### Required task
Pull out every line containing the string "label".

--------------------

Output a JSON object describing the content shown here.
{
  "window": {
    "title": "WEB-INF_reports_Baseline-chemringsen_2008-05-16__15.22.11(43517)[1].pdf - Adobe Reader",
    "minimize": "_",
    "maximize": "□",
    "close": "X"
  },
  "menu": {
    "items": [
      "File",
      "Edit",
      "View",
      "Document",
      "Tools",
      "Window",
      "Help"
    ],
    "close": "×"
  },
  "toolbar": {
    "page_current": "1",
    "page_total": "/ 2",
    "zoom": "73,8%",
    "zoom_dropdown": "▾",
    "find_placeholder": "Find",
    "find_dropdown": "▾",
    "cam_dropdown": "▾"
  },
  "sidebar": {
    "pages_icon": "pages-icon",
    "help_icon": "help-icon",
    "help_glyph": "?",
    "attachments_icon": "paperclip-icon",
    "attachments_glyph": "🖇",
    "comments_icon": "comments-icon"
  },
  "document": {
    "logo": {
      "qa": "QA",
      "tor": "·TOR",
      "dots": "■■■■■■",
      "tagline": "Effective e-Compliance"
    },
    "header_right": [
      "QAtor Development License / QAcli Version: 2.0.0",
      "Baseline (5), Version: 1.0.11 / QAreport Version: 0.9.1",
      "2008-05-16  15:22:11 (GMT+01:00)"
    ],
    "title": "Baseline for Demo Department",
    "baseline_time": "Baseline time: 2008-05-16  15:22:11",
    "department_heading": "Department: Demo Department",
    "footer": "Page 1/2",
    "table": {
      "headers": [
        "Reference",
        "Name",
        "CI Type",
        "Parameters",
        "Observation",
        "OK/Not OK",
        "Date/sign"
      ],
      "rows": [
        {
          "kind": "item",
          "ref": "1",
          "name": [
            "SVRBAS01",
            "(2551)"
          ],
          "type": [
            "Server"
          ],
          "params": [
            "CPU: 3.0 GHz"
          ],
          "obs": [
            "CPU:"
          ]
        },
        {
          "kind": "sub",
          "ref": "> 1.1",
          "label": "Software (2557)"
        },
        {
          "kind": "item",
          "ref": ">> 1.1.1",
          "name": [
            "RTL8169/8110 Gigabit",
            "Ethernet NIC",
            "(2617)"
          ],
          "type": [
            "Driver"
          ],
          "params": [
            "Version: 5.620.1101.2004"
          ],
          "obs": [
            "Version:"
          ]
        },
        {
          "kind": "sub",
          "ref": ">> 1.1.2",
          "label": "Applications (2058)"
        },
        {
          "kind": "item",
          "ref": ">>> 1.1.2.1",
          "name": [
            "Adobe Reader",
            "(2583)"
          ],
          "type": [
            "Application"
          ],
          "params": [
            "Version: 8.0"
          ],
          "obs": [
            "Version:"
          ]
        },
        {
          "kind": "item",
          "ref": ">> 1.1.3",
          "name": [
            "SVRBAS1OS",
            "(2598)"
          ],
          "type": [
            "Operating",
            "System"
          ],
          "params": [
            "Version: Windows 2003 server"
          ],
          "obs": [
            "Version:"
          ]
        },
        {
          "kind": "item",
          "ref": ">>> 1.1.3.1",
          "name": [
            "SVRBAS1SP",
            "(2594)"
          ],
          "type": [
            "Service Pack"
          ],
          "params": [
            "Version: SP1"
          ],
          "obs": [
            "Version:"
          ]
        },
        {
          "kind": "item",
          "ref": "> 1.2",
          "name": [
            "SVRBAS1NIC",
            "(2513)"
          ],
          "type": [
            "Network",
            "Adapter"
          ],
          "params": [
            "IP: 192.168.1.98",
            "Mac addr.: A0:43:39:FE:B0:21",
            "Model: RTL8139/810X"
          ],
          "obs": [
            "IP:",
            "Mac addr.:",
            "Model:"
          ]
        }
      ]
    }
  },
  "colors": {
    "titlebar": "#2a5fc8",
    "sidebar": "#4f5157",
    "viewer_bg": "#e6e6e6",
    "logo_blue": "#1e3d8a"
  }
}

--------------------

### Task result
          "label": "Software (2557)"
          "label": "Applications (2058)"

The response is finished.